▸ **DOCUMENT PASSAGE**
Andy Liu commented on LUCENE-855:
-

In your updated benchmark, you're combining the range filter with a term query 
that matches one document.  I don't believe that's the typical use case for a 
range filter.  Usually the user employs a range to filter a large document set. 
 

I created a different benchmark to compare standard range filter, 
MemoryCachedRangeFilter, and Matt's FieldCacheRangeFilter using 
MatchAllDocsQuery, ConstantScoreQuery, and TermQuery (matching one doc like the 
last benchmark).  Here are the results:

Reader opened with 10 documents.  Creating RangeFilters...
RangeFilter w/MatchAllDocsQuery:

  * Bits: 4421
  * Search: 5285

RangeFilter w/ConstantScoreQuery:

  * Bits: 4200
  * Search: 8694

RangeFilter w/TermQuery:

  * Bits: 4088
  * Search: 4133

MemoryCachedRangeFilter w/MatchAllDocsQuery:

  * Bits: 80
  * Search: 1142

MemoryCachedRangeFilter w/ConstantScoreQuery:

  * Bits: 79
  * Search: 482

MemoryCachedRangeFilter w/TermQuery:

  * Bits: 73
  * Search: 95

FieldCacheRangeFilter w/MatchAllDocsQuery:

  * Bits: 0
  * Search: 1146

FieldCacheRangeFilter w/ConstantScoreQuery:

  * Bits: 1
  * Search: 356

FieldCacheRangeFilter w/TermQuery:

  * Bits: 0
  * Search: 19

Here's some points:

1. When searching in a filter, bits() is called, so the search time includes 
bits() time.
2. Matt's FieldCacheRangeFilter is faster for ConstantScoreQuery, although not 
by much.  Using MatchAllDocsQuery, they run neck-and-neck.  FCRF is much faster 
for TermQuery since MCRF has to create the BItSet for the range before the 
search is executed.
3. I get less document hits when running FieldCacheRangeFilter with 
ConstantScoreQuery.  Matt, there may be a bug in getNextSetBit().  Not sure if 
this would affect the benchmark.
4. I'd be interested to see performance numbers when FieldCacheRangeFilter is 
used with ChainedFilter.  I suspect that MCRF would be faster in this case, 
since I'm assuming that FCRF has to reconstruct a standard BitSet during 
clone().

> MemoryCachedRangeFilter to boost performance of Range queries
> -
>
> Key: LUCENE-855
> URL: https://issues.apache.org/jira/browse/LUCENE-855
> Project: Lucene - Java
>  Issue Type: Improvement
>  Components: Search
>Affects Versions: 2.1
>Reporter: Andy Liu
> Assigned To: Otis Gospodnetic
> Attachments: FieldCacheRangeFilter.patch, 
> FieldCacheRangeFilter.patch, FieldCacheRangeFilter.patch, 
> MemoryCachedRangeFilter.patch, MemoryCachedRangeFilter_1.4.patch
>
>
> Currently RangeFilter uses TermEnum and TermDocs to find documents that fall 
> within the specified range.  This requires iterating through every single 
> term in the index and can get rather slow for large document sets.

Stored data
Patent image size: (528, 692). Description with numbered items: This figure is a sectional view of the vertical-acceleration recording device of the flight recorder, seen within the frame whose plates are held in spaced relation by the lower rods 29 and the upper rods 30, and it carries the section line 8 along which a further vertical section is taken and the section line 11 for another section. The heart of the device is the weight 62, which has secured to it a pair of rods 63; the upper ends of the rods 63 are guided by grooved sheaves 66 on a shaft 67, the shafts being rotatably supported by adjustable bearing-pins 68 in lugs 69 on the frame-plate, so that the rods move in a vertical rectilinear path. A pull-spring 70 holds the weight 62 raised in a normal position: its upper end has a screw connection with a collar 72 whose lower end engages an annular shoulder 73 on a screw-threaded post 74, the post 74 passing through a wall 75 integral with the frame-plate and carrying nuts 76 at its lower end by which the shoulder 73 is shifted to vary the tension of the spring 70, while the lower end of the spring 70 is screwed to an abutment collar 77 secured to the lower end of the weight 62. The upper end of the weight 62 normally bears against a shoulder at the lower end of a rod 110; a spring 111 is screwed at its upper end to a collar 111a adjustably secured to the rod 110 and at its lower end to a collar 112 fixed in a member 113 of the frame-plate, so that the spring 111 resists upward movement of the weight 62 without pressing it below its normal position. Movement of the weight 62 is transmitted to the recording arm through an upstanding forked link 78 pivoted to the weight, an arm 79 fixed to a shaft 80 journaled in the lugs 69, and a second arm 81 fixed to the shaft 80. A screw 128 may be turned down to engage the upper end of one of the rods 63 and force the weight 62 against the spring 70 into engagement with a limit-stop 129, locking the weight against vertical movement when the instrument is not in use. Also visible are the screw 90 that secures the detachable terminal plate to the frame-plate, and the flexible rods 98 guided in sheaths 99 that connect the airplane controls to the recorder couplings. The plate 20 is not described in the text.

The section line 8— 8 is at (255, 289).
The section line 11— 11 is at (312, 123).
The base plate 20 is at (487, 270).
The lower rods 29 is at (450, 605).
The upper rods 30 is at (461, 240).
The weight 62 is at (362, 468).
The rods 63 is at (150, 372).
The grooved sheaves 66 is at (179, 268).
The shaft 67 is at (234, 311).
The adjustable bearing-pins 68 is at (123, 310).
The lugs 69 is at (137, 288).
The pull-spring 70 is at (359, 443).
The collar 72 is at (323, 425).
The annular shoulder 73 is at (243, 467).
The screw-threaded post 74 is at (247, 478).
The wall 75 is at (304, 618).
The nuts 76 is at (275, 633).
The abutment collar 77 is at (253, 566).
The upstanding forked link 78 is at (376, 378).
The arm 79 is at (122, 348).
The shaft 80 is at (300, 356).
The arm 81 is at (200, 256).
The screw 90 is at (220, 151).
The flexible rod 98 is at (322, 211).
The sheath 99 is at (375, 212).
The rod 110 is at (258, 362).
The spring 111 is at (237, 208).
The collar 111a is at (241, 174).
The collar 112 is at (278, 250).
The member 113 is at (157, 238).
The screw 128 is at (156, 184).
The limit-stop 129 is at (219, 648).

▸ **PROBLEMS AND TASKS**
- A) Answer these questions about the LUCENE-855 range filter comment:
(i) What Search time is listed for MemoryCachedRangeFilter with ConstantScoreQuery?
(ii) To whom is the issue assigned?
(iii) Which version of Lucene does the issue affect?
- B) Pick up the LUCENE-855 range filter discussion after its final sentence and continue it.

▸ **ANSWERS TO THE EXERCISE**
- A)
(i) 482
(ii) Otis Gospodnetic
(iii) 2.1

- B)
> MemoryCachedRangeFilter reads all  pairs of a given field, 
> sorts by value, and stores in a SortedFieldCache.  During bits(), binary 
> searches are used to find the start and end indices of the lower and upper 
> bound values.  The BitSet is populated by all the docId values that fall in 
> between the start and end indices.
> TestMemoryCachedRangeFilterPerformance creates a 100K RAMDirectory-backed 
> index with random date values within a 5 year range.  Executing bits() 1000 
> times on standard RangeQuery using random date intervals took 63904ms.  Using 
> MemoryCachedRangeFilter, it took 876ms.  Performance increase is less 
> dramatic when you have less unique terms in a field or using less number of 
> documents.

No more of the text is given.